Problem
Show each line from the listing that includes the word "price".

______

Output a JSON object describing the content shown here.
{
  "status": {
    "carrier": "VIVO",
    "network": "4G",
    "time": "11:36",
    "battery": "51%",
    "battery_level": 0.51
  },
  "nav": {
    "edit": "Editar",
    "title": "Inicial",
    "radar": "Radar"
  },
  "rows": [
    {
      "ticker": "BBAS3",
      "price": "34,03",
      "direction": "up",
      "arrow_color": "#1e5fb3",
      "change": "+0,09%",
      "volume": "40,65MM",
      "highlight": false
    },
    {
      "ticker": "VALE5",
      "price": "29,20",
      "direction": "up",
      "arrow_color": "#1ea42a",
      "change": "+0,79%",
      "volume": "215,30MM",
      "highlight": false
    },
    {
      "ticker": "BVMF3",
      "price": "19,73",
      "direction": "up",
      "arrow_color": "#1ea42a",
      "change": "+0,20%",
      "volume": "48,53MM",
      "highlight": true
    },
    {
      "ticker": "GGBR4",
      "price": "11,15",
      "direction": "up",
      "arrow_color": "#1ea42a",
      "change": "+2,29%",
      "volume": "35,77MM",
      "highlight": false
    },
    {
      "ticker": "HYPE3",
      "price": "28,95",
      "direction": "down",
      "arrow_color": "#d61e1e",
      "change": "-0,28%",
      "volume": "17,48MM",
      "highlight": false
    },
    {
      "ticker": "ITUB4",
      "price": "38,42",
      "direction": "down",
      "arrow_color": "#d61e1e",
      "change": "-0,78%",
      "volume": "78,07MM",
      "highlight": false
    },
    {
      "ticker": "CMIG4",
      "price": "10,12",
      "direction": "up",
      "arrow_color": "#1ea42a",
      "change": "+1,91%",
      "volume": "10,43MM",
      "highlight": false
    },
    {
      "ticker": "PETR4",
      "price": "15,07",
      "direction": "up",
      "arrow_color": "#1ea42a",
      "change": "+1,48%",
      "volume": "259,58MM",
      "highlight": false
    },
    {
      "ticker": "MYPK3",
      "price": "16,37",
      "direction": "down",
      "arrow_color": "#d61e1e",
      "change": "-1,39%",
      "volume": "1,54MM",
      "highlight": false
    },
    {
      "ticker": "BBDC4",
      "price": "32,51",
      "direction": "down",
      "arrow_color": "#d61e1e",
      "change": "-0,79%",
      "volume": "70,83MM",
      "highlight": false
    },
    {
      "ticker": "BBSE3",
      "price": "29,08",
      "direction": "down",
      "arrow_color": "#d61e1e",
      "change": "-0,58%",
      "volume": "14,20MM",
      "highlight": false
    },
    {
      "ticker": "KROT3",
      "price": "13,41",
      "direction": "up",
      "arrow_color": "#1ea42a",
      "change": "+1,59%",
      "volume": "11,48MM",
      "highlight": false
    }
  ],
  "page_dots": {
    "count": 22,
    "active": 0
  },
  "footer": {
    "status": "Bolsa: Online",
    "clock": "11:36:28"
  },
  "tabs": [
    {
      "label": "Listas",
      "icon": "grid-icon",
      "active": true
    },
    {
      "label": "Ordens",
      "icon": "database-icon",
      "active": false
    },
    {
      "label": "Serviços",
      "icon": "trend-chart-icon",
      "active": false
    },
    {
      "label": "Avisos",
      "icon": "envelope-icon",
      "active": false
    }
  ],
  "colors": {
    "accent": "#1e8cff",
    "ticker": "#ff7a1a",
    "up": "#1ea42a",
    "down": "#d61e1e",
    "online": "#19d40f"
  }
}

______

Task result
      "price": "34,03",
      "price": "29,20",
      "price": "19,73",
      "price": "11,15",
      "price": "28,95",
      "price": "38,42",
      "price": "10,12",
      "price": "15,07",
      "price": "16,37",
      "price": "32,51",
      "price": "29,08",
      "price": "13,41",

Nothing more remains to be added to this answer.